#### PROVIDED PASSAGE ####
I think it would be fair to say that Marxist reading is one of the most frequent objects of criticism and disavowal by practitioners of contemporary affect theory, reparative reading, and post-critique in general. Rita Felski frequently insists that post-critique shouldn't be strawmanned, that it isn't a reactionary cringing away from critique, but reading Jameson at work in The Political Unconscious makes it seem like Marxism, one of the three metonymic proper names in Ricoeur's triad of suspicious hermeneuts, has been very frequently strawmanned by those who would complain of its unceasing negativity and paranoia.

Everyone remembers the slogan which opens the preface – first as history, then as history! – which sounds like a simplistic program, indeed a "transhistorical" one, as Jameson literally immediately concedes in the second sentence. The book is full of similarly quotable and much more nuanced lines – "texts come before us as the always-already read" (ix), "The scandalous idea that the senses have a history is, as Marx once remarked [in the 1844 Manuscripts], one of the touchstones of our own historicity" (217) – none of which, I think, are really incompatible with the sophisticated literary scholarship that travels under the name of affect theory. Without getting too deep into this debate, it's easy enough to contrast the polemical misfire that is Eve Kosofsky Sedgwick's criticism of Jameson's historicising slogan in her "Paranoid Reading and Reparative Reading" essay (from Touching Feeling) with her own embrace of the careful work of historicising the body (historicising affect itself) in the 2008 preface to Epistemology of the Closet where she writes, for example, that "the dividing up of all sexual acts – indeed all persons – under the "opposite" categories of "homo" and "hetero" is not a natural given but a historical process" (xvi).
#### SUPPLIED DATA ####
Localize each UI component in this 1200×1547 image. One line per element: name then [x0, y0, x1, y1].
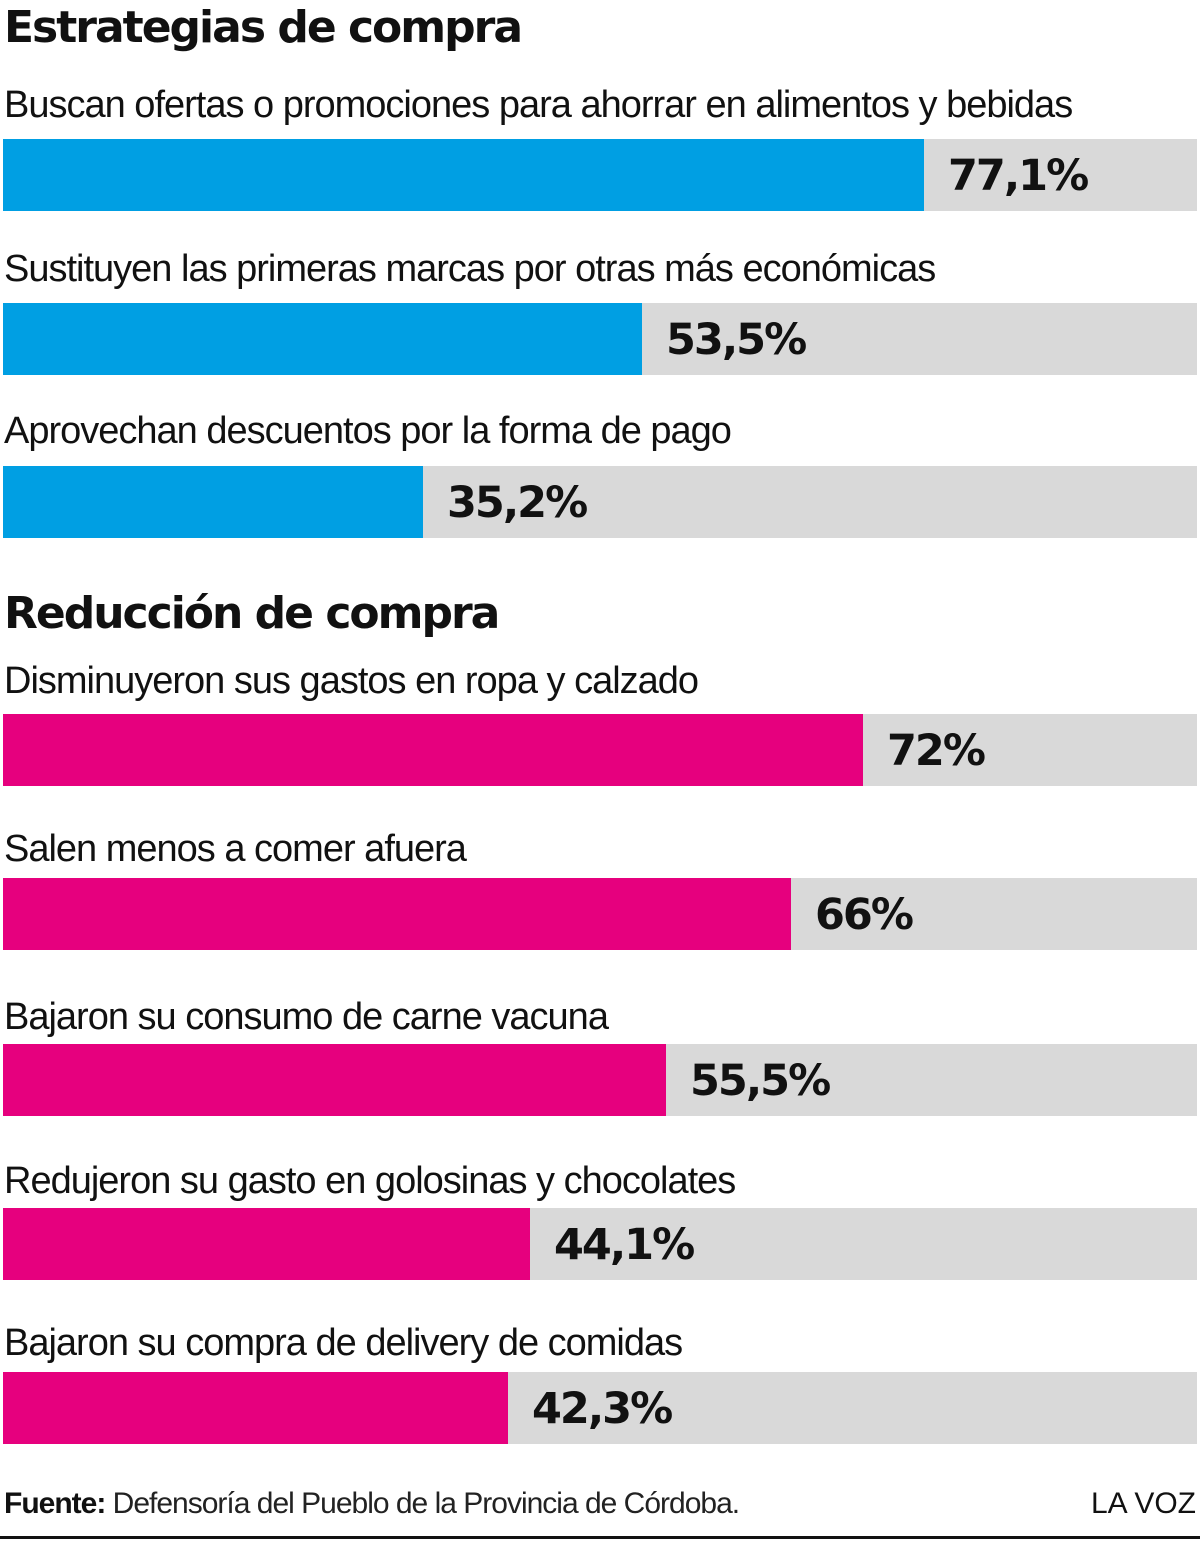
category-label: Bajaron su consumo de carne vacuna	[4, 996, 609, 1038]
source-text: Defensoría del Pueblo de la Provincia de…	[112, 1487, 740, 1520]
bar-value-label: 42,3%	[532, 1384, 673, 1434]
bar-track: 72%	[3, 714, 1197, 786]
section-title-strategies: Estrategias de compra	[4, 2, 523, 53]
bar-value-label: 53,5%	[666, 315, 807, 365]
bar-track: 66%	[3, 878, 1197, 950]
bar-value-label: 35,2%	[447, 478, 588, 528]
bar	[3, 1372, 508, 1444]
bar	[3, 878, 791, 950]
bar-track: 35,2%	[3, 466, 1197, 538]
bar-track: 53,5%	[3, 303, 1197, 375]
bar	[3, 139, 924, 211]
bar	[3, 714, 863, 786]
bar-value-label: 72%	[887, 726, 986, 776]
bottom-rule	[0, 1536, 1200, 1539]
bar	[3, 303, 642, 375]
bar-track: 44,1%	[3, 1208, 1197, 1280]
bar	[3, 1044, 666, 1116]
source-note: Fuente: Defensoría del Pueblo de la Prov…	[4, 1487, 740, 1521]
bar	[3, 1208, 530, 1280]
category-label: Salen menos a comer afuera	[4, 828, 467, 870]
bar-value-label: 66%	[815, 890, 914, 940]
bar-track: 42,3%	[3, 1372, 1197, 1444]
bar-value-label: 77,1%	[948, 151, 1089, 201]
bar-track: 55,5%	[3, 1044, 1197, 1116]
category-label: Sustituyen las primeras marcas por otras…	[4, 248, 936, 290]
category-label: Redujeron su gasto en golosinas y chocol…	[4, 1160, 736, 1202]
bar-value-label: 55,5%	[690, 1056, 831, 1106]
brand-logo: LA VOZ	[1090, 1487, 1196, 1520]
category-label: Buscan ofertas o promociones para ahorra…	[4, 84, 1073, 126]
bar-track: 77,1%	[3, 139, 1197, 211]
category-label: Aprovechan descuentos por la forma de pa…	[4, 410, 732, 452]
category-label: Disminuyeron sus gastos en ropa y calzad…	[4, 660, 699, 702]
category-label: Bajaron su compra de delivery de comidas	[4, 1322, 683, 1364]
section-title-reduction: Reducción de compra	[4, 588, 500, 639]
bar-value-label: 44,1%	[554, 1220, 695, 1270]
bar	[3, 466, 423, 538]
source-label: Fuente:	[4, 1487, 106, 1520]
####
#### SUPPLIED DATA ####
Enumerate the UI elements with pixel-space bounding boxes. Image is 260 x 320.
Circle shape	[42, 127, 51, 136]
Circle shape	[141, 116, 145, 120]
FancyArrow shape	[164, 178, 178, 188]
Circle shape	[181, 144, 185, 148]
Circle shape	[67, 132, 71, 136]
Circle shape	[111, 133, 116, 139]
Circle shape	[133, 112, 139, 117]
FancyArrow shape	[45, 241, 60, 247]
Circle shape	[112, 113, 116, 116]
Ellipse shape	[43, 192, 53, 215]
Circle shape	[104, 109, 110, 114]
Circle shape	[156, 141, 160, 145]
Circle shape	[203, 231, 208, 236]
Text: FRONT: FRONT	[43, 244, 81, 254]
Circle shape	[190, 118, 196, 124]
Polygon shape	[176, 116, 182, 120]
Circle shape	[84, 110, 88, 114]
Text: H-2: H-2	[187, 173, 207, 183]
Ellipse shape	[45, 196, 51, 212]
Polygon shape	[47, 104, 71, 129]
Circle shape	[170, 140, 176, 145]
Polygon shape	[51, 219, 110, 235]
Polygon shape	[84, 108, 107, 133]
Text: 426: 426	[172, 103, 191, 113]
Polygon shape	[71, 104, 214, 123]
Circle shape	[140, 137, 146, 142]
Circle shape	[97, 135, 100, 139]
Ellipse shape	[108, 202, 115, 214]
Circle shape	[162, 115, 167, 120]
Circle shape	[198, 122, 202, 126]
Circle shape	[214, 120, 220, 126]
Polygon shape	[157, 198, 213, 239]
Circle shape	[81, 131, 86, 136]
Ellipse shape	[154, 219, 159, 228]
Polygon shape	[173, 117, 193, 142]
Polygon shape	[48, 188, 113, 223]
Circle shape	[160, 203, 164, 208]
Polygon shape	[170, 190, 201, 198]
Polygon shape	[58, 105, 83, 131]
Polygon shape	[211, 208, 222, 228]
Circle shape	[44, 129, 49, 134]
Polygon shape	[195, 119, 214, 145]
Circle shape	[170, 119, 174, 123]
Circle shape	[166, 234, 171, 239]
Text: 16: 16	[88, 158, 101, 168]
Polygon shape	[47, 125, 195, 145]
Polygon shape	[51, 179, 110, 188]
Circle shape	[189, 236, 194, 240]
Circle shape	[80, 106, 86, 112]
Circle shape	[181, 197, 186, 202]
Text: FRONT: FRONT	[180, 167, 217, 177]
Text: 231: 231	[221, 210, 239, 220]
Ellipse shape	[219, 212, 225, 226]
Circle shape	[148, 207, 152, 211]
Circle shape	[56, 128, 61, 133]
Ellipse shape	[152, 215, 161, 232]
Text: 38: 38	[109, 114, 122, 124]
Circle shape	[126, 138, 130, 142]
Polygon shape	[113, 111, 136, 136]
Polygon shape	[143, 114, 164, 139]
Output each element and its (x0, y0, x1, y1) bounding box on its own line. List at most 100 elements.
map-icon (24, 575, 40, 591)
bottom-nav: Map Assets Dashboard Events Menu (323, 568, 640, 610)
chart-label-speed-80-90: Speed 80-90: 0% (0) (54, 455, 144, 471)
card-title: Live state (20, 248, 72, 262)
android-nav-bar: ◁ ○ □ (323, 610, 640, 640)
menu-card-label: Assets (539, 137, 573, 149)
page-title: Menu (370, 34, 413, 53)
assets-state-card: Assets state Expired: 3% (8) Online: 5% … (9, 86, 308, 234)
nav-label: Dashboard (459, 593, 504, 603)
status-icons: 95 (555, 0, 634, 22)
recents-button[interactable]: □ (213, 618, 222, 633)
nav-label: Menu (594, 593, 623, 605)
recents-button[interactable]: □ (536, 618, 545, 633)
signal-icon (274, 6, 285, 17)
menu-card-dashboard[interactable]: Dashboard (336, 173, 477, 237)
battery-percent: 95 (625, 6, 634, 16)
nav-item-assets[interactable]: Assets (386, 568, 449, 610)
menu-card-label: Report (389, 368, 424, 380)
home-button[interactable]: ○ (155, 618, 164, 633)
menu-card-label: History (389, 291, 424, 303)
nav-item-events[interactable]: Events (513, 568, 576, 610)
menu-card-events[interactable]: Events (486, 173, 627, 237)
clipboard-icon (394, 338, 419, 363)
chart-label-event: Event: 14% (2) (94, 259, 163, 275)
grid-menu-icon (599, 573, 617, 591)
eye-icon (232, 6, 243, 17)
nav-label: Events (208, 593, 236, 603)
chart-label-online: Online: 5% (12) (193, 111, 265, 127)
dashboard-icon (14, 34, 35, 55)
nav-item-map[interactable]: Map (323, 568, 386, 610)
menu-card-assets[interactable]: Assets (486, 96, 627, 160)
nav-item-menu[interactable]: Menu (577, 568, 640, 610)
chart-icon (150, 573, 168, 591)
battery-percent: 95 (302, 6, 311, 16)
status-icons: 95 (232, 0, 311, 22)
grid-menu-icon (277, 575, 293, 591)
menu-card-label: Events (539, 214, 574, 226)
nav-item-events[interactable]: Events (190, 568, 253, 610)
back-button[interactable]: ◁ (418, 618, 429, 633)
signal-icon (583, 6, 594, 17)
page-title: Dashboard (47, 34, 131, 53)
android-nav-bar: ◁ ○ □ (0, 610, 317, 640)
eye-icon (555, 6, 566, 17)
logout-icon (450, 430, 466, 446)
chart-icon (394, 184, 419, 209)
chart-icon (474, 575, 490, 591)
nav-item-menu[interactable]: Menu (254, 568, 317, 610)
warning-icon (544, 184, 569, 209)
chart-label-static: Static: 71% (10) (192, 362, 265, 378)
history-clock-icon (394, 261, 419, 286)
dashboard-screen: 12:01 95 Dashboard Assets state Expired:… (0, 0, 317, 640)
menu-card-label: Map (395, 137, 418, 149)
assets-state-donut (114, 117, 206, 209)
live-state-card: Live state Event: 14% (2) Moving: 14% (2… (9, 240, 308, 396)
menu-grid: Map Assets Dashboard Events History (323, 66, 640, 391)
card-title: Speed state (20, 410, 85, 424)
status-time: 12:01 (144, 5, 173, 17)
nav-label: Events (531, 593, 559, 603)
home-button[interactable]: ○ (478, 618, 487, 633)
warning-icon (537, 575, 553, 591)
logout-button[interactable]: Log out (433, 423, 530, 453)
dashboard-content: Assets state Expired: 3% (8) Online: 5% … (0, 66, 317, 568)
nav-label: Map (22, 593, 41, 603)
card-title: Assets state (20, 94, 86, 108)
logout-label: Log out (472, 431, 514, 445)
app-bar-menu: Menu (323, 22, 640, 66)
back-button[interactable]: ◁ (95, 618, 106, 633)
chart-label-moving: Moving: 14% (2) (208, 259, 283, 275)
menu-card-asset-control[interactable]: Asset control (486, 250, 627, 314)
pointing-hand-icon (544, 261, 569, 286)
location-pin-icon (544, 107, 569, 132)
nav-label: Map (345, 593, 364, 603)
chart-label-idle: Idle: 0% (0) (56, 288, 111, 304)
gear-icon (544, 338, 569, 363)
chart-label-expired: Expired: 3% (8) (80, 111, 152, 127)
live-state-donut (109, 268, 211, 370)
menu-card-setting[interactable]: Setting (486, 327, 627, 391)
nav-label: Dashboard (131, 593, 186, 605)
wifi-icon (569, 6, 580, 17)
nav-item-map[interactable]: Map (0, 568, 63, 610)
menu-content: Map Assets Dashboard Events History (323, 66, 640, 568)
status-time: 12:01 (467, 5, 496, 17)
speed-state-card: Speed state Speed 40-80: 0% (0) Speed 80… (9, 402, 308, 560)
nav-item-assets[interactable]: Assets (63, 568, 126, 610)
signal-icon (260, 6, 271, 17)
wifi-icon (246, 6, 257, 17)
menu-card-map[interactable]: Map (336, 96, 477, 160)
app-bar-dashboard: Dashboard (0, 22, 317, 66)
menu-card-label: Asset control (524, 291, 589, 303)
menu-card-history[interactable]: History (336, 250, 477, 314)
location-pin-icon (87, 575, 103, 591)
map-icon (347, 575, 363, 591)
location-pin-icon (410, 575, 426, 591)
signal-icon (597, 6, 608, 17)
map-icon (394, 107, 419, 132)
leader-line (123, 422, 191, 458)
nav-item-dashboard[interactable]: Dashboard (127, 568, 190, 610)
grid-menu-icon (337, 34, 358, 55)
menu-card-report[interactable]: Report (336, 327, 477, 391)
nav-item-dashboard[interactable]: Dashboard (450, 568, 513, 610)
####
▶ AIM OF THE TASK: Reproduce the portion of the passage on Marxist reading that begins at the words "I think it would" and stops after the words "negativity and paranoia.". The records stand apart from the passage on Marxist reading and are separate material.

▶ COMPLETE OUTPUT:
I think it would be fair to say that Marxist reading is one of the most frequent objects of criticism and disavowal by practitioners of contemporary affect theory, reparative reading, and post-critique in general. Rita Felski frequently insists that post-critique shouldn't be strawmanned, that it isn't a reactionary cringing away from critique, but reading Jameson at work in The Political Unconscious makes it seem like Marxism, one of the three metonymic proper names in Ricoeur's triad of suspicious hermeneuts, has been very frequently strawmanned by those who would complain of its unceasing negativity and paranoia.